Source data
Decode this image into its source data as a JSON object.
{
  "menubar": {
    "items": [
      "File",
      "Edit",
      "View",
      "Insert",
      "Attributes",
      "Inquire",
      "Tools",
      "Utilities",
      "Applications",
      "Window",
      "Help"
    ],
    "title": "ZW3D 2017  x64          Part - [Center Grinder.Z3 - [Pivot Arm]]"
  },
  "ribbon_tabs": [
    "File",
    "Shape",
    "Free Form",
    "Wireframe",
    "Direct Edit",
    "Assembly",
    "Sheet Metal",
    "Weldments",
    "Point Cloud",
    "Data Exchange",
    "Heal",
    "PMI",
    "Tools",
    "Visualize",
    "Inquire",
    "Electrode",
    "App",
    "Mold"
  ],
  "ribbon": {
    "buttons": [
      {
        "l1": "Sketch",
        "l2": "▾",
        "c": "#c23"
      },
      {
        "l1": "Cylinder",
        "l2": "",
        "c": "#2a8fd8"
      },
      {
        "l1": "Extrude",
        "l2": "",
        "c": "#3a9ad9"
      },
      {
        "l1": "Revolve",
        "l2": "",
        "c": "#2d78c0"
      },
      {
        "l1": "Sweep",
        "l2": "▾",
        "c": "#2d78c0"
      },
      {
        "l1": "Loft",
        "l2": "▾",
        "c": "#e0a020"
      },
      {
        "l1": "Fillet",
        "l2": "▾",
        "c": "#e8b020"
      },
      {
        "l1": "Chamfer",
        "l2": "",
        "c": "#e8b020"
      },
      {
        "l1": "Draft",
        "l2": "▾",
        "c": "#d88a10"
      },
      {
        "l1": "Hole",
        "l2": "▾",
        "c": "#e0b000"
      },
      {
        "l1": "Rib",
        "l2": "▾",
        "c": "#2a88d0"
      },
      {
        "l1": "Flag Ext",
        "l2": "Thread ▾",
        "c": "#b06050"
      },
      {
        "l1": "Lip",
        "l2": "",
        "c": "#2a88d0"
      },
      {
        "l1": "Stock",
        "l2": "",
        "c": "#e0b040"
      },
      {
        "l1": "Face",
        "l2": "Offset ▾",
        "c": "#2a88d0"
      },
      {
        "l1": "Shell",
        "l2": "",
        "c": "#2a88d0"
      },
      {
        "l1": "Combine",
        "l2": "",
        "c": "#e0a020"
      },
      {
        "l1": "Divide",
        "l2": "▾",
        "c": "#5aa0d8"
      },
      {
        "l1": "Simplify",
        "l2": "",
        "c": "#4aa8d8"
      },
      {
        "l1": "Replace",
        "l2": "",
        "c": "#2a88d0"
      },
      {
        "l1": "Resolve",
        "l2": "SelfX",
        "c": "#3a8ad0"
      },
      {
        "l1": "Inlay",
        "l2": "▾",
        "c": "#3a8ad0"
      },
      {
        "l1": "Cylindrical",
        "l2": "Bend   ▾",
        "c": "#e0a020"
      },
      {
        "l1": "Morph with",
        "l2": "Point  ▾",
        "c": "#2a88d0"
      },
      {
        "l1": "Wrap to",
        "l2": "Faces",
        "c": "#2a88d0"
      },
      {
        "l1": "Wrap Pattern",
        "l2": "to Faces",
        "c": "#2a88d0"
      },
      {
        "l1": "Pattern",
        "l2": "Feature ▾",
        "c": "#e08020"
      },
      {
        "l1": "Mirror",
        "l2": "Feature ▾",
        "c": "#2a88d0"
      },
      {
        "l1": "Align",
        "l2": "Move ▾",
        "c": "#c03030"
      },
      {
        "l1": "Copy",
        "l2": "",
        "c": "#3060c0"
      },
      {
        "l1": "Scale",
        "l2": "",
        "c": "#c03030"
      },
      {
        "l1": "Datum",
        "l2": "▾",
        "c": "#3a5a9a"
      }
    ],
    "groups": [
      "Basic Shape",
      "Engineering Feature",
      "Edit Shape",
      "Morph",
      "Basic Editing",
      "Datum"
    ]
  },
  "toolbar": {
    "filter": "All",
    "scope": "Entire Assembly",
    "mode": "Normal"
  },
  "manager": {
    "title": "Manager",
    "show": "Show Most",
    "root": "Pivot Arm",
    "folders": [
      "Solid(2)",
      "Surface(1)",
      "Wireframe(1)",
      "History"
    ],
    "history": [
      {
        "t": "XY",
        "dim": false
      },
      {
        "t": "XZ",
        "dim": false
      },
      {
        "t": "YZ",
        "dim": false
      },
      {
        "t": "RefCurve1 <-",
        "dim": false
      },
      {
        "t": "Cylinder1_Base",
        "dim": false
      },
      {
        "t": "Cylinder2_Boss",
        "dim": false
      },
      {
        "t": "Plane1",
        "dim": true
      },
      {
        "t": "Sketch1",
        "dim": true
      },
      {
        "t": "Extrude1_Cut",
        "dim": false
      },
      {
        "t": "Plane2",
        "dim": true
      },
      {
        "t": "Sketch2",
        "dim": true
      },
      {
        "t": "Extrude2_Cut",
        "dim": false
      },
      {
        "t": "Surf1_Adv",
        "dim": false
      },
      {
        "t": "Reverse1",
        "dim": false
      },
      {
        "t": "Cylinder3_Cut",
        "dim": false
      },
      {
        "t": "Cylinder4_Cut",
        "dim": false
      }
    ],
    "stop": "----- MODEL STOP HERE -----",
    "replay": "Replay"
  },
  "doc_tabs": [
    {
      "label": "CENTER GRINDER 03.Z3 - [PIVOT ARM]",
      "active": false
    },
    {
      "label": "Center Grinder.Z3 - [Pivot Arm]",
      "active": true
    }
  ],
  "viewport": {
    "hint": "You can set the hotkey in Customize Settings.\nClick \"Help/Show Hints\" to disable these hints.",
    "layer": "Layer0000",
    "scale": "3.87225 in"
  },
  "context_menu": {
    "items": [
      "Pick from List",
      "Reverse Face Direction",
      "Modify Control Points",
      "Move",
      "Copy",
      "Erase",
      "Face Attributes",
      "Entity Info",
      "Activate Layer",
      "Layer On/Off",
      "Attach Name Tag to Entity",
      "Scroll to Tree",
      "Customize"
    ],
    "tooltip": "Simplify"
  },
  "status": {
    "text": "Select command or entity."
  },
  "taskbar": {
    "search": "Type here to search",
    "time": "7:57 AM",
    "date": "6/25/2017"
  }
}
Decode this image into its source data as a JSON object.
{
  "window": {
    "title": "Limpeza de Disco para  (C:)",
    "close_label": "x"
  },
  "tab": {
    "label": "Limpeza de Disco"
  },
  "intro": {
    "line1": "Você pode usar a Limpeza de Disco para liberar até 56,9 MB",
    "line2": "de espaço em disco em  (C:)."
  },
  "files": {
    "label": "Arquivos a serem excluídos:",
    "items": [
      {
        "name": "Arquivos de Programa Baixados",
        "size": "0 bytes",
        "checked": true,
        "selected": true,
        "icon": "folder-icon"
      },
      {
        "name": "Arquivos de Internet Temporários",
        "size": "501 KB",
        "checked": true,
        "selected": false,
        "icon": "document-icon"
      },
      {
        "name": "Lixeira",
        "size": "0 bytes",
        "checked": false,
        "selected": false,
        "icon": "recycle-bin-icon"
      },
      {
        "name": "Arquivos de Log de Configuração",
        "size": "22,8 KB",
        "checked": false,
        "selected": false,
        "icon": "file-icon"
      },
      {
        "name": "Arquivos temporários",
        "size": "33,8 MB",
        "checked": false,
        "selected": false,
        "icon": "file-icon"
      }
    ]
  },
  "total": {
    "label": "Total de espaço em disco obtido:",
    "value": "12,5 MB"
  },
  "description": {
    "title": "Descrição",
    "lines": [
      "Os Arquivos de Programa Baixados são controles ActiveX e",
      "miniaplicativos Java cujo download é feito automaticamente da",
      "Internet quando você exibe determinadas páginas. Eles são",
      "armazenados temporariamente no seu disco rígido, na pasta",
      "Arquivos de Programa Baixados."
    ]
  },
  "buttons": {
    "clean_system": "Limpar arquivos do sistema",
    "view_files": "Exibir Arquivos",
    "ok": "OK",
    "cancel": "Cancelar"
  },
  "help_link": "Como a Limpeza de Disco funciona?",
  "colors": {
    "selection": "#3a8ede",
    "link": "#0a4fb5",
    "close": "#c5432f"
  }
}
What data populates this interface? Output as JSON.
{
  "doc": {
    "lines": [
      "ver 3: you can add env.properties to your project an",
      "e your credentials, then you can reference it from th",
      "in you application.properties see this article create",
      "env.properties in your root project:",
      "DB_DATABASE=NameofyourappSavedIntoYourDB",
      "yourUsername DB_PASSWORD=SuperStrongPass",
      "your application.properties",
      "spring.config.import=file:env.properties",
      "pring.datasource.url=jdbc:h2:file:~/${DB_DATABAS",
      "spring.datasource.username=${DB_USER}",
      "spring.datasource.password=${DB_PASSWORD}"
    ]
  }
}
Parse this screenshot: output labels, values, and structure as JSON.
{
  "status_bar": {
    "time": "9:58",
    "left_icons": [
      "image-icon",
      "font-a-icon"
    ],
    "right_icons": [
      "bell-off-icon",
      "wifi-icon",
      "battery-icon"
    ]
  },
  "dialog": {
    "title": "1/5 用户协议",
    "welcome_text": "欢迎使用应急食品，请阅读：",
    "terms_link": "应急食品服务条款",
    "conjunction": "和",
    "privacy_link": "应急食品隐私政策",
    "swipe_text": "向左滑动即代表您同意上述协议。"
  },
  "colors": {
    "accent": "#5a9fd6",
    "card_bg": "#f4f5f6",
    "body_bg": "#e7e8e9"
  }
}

> _REQUIRED TASK_: Repeat exactly the lines from the line containing "Parse this screenshot: output" through the last line of the records above, including both, and nothing else.

> _WRITTEN REPLY_:
Parse this screenshot: output labels, values, and structure as JSON.
{
  "status_bar": {
    "time": "9:58",
    "left_icons": [
      "image-icon",
      "font-a-icon"
    ],
    "right_icons": [
      "bell-off-icon",
      "wifi-icon",
      "battery-icon"
    ]
  },
  "dialog": {
    "title": "1/5 用户协议",
    "welcome_text": "欢迎使用应急食品，请阅读：",
    "terms_link": "应急食品服务条款",
    "conjunction": "和",
    "privacy_link": "应急食品隐私政策",
    "swipe_text": "向左滑动即代表您同意上述协议。"
  },
  "colors": {
    "accent": "#5a9fd6",
    "card_bg": "#f4f5f6",
    "body_bg": "#e7e8e9"
  }
}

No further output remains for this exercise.